* _AIM A_: What interest rate does the credit card debt excerpt say a balance transfer card deal might offer?
* _AIM B_: Please list every step the credit card debt excerpt suggests if you can't get a 0% deal.
* _AIM C_: Reproduce the section of the credit card debt excerpt that opens with the words containing "If you do decide" and closes with "interest rate cards.".

* _EXCERPT_:
# # #

Shifting your debts around is about decreasing the cost of the interest on your debts, however it can also help if you consolidate all your debts in fewer places, so that you can concentrate on paying it off.

Credit cards

If you have a decent credit score, then you might be able to save money by moving your credit card debt onto a balance transfer credit card with a 0% interest deal.

If you do decide to go down this route, it’s worth paying close attention to the length of the offer period and the terms and conditions to avoid any surprise fees and charges.

If you can’t get a 0% deal, it might be worth contacting your current card provider(s) to see if there are lower interest rate options available on any of your existing cards. You could also ask for your limit to be increased on your cards with the lowest interest. You can then move your more expensive debt onto the lower interest rate cards.

# # #

* _SOURCE DATA_:
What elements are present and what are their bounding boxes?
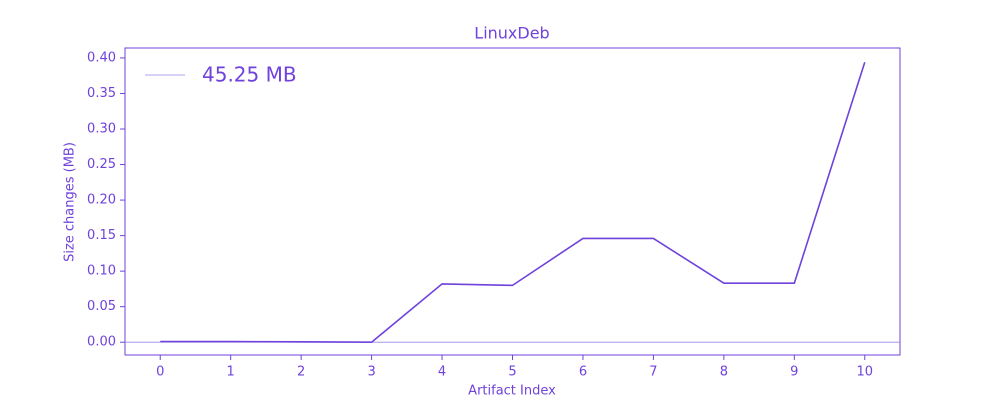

# # #

* _CORRECT RESULT A_: A 0% interest deal.

* _CORRECT RESULT B_:
- Contact your current card provider(s) to see if lower interest rate options are available on any of your existing cards.
- Ask for the limit to be increased on your cards with the lowest interest.
- Move your more expensive debt onto the lower interest rate cards.

* _CORRECT RESULT C_:
If you do decide to go down this route, it’s worth paying close attention to the length of the offer period and the terms and conditions to avoid any surprise fees and charges.

If you can’t get a 0% deal, it might be worth contacting your current card provider(s) to see if there are lower interest rate options available on any of your existing cards. You could also ask for your limit to be increased on your cards with the lowest interest. You can then move your more expensive debt onto the lower interest rate cards.